THE EXERCISE:
Reproduce the part of the data that opens with the line containing "room: blue bedroom <box>272 85 443 250</box>" and closes with the line containing "technician with tablet", swapping "shirt sleeve" for "jacket sleeve" and leaving everything else unchanged.

_ _ _ _ _

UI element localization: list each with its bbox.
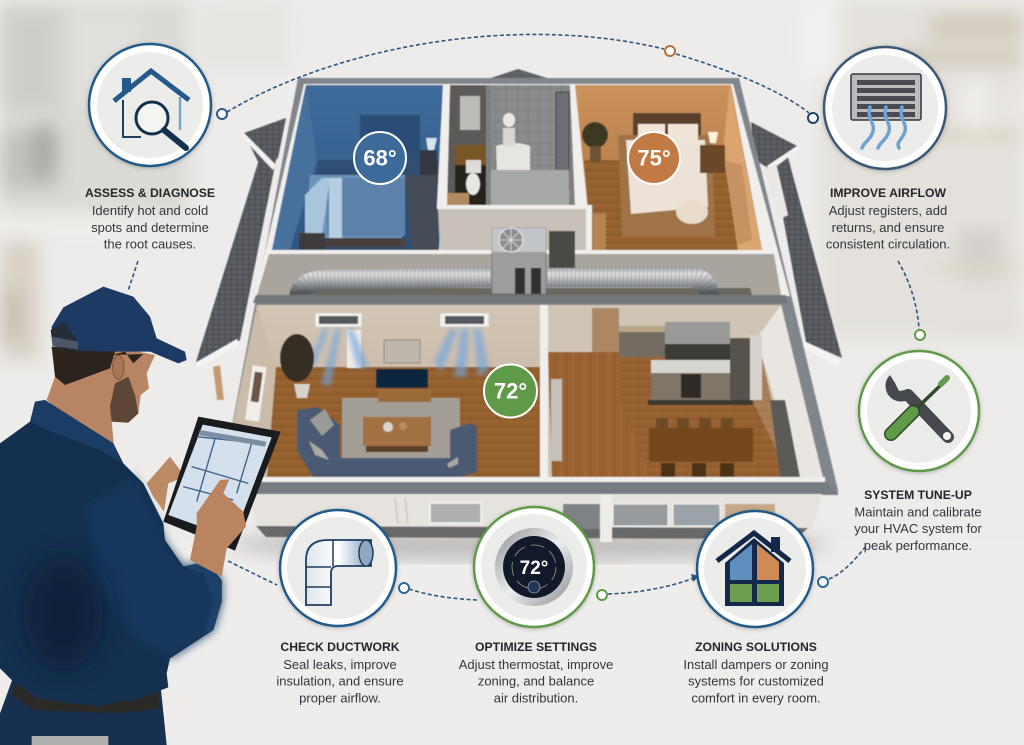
room: blue bedroom <box>272 85 443 250</box>
icon: house with magnifier <box>89 44 211 166</box>
rug <box>342 398 460 459</box>
description: spots and determine <box>91 220 209 235</box>
tv <box>376 369 431 402</box>
shirt sleeve <box>87 477 222 658</box>
cap <box>51 287 187 363</box>
trousers and belt <box>0 677 167 745</box>
temperature badge: 75: 75° <box>637 146 671 170</box>
room: kitchen and dining <box>548 305 823 478</box>
technician with tablet <box>0 287 281 745</box>
heading: SYSTEM TUNE-UP <box>864 488 972 502</box>
description: proper airflow. <box>299 690 381 706</box>
description: systems for customized <box>688 674 824 688</box>
icon: zoned house <box>697 511 813 627</box>
room: orange bedroom <box>575 85 762 250</box>
outer walls <box>220 78 838 495</box>
heading: ASSESS & DIAGNOSE <box>85 186 215 200</box>
shirt <box>0 400 222 703</box>
description: peak performance. <box>864 538 972 553</box>
icon: vent with air <box>824 47 946 169</box>
room: living room <box>222 305 541 478</box>
connector arrows <box>128 34 925 600</box>
description: Maintain and calibrate <box>854 504 982 520</box>
step: check ductwork <box>276 510 404 706</box>
icon: wrench and screwdriver <box>859 351 979 471</box>
partition walls <box>437 85 592 253</box>
description: returns, and ensure <box>832 220 944 235</box>
temperature badge: 68: 68° <box>363 146 397 170</box>
floor edge <box>225 477 825 482</box>
step: optimize settings <box>459 507 613 706</box>
shirt cuff and arm edge <box>183 562 222 635</box>
roof: left slope <box>195 118 286 405</box>
collar <box>31 400 123 463</box>
room: bathroom <box>447 85 575 205</box>
heading: OPTIMIZE SETTINGS <box>475 640 597 654</box>
description: Seal leaks, improve <box>283 657 397 672</box>
description: Identify hot and cold <box>92 203 208 218</box>
air streams <box>303 329 489 385</box>
dining table <box>649 418 753 477</box>
icon: duct elbow <box>280 510 396 626</box>
step: improve airflow <box>824 47 950 252</box>
temperature badge: 72 <box>484 364 537 418</box>
shirt shadow <box>23 557 103 670</box>
roof gable <box>488 69 550 79</box>
step: zoning solutions <box>683 511 829 706</box>
heading: CHECK DUCTWORK <box>280 640 400 654</box>
temperature badge: 72: 72° <box>494 378 527 404</box>
head and neck <box>47 347 155 447</box>
description: consistent circulation. <box>826 236 950 252</box>
step: system tune-up <box>854 351 982 553</box>
hallway <box>257 250 781 295</box>
ducts <box>299 277 710 300</box>
roof: right slope <box>751 122 842 367</box>
icon: thermostat <box>474 507 594 627</box>
description: Adjust registers, add <box>829 203 947 218</box>
front hand <box>190 479 246 577</box>
front facade <box>250 494 822 542</box>
description: your HVAC system for <box>854 521 982 536</box>
description: Adjust thermostat, improve <box>459 657 613 672</box>
description: comfort in every room. <box>691 690 821 706</box>
description: the root causes. <box>104 236 196 252</box>
heading: IMPROVE AIRFLOW <box>830 186 946 200</box>
description: Install dampers or zoning <box>683 657 829 672</box>
plant <box>280 334 314 398</box>
house cutaway <box>195 69 842 542</box>
wall unit <box>384 340 420 363</box>
sofa <box>297 407 477 477</box>
description: insulation, and ensure <box>276 674 404 688</box>
counters <box>619 322 762 405</box>
step: assess and diagnose <box>85 44 215 252</box>
coffee table <box>363 417 431 452</box>
temperature badge: 68 <box>354 132 406 184</box>
icon: thermostat: 72° <box>520 558 548 579</box>
divider <box>540 305 548 479</box>
heading: ZONING SOLUTIONS <box>695 640 817 654</box>
tablet <box>163 417 281 551</box>
description: air distribution. <box>494 690 578 706</box>
HVAC unit <box>492 228 575 294</box>
mid floor band <box>253 295 788 303</box>
temperature badge: 75 <box>628 132 680 184</box>
mini-split registers <box>315 313 489 327</box>
description: zoning, and balance <box>478 674 594 688</box>
back hand <box>147 457 185 512</box>
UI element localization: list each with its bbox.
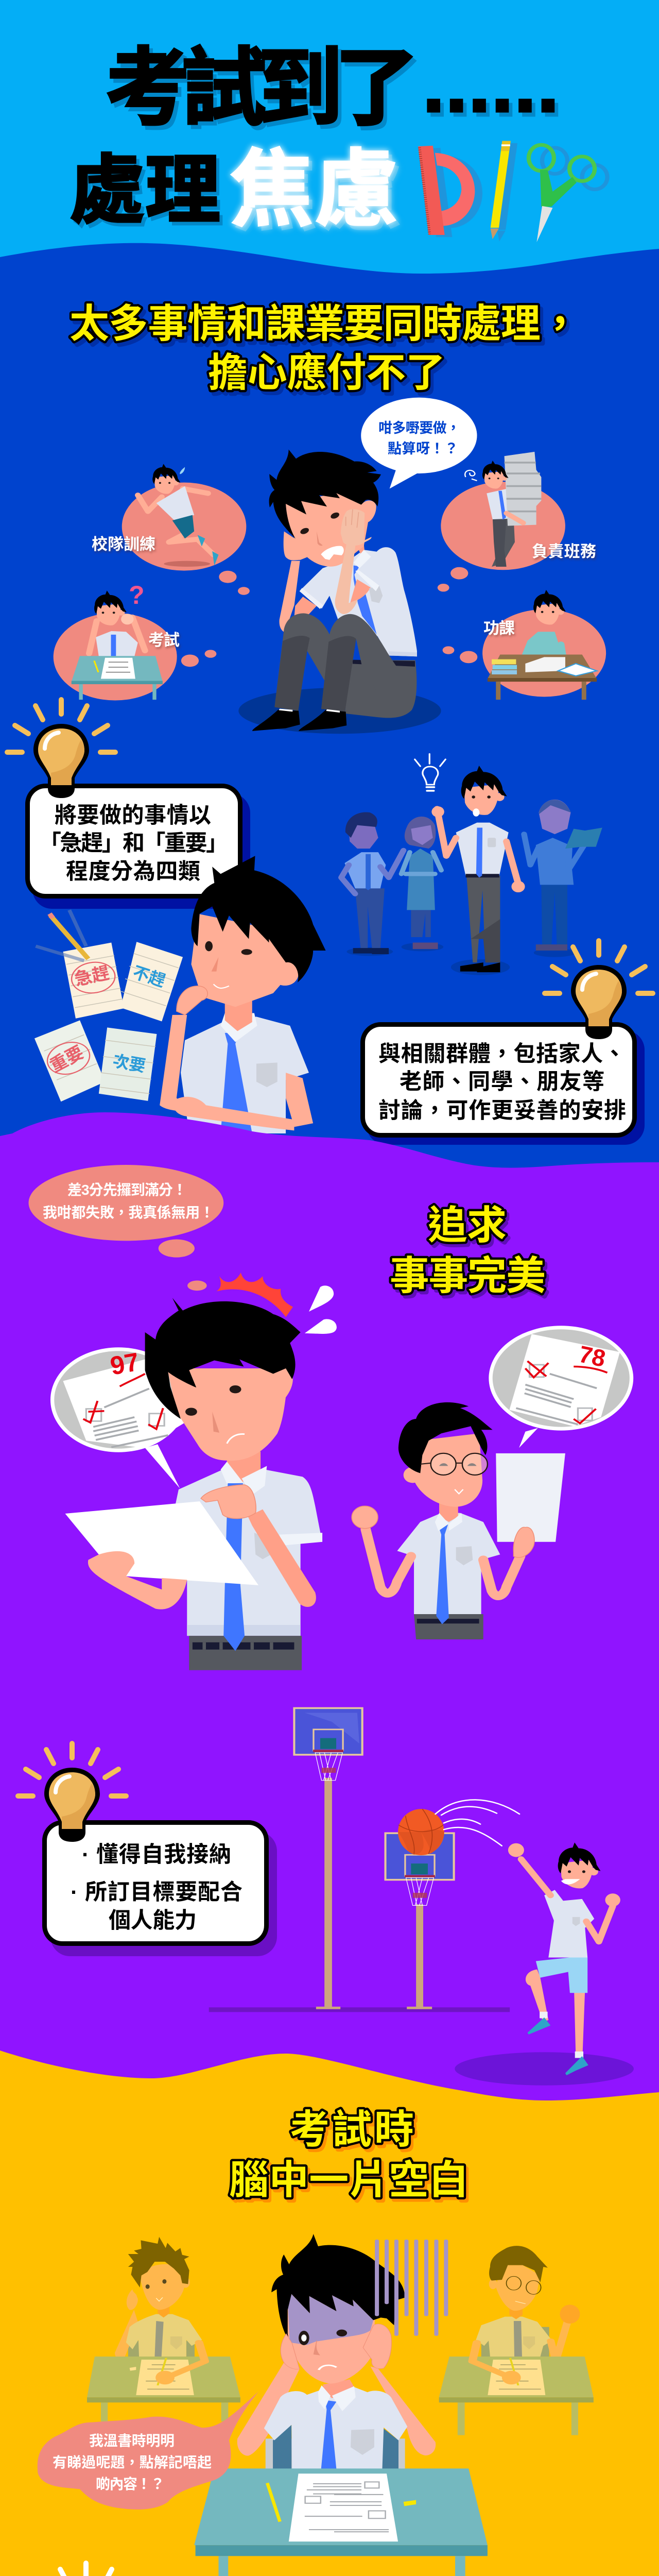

_ _ _ _ _

EXERCISE OUTPUT:
room: blue bedroom <box>272 85 443 250</box>
icon: house with magnifier <box>89 44 211 166</box>
rug <box>342 398 460 459</box>
description: spots and determine <box>91 220 209 235</box>
tv <box>376 369 431 402</box>
jacket sleeve <box>87 477 222 658</box>
cap <box>51 287 187 363</box>
trousers and belt <box>0 677 167 745</box>
temperature badge: 75: 75° <box>637 146 671 170</box>
room: kitchen and dining <box>548 305 823 478</box>
technician with tablet <box>0 287 281 745</box>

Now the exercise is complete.